> _Exercise directions_: Output the records exactly as they appear, with no pictures included.

> _Input records_:
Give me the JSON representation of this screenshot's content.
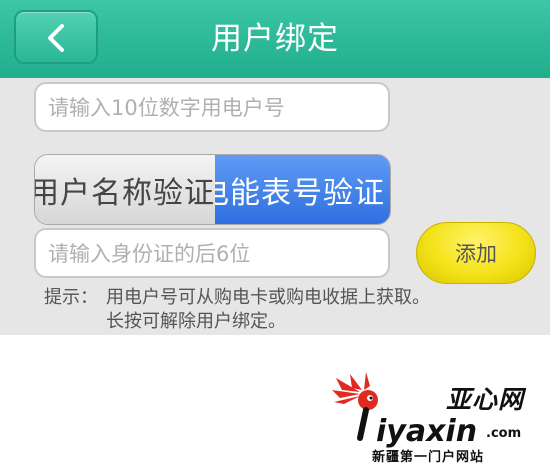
{
  "header": {
    "title": "用户绑定",
    "back_icon": "chevron-left-icon"
  },
  "form": {
    "account_placeholder": "请输入10位数字用电户号",
    "verify_tabs": [
      {
        "label": "用户名称验证",
        "selected": false
      },
      {
        "label": "电能表号验证",
        "selected": true
      }
    ],
    "id_placeholder": "请输入身份证的后6位",
    "add_label": "添加"
  },
  "hint": {
    "prefix": "提示：",
    "line1": "用电户号可从购电卡或购电收据上获取。",
    "line2": "长按可解除用户绑定。"
  },
  "watermark": {
    "cn": "亚心网",
    "domain": "iyaxin",
    "tld": ".com",
    "tagline": "新疆第一门户网站"
  },
  "colors": {
    "header": "#22b190",
    "selected_tab": "#3a7ee8",
    "add_button": "#f2e01c",
    "content_bg": "#e6e6e6"
  }
}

> _Exercise answer_:
Give me the JSON representation of this screenshot's content.
{
  "header": {
    "title": "用户绑定",
    "back_icon": "chevron-left-icon"
  },
  "form": {
    "account_placeholder": "请输入10位数字用电户号",
    "verify_tabs": [
      {
        "label": "用户名称验证",
        "selected": false
      },
      {
        "label": "电能表号验证",
        "selected": true
      }
    ],
    "id_placeholder": "请输入身份证的后6位",
    "add_label": "添加"
  },
  "hint": {
    "prefix": "提示：",
    "line1": "用电户号可从购电卡或购电收据上获取。",
    "line2": "长按可解除用户绑定。"
  },
  "watermark": {
    "cn": "亚心网",
    "domain": "iyaxin",
    "tld": ".com",
    "tagline": "新疆第一门户网站"
  },
  "colors": {
    "header": "#22b190",
    "selected_tab": "#3a7ee8",
    "add_button": "#f2e01c",
    "content_bg": "#e6e6e6"
  }
}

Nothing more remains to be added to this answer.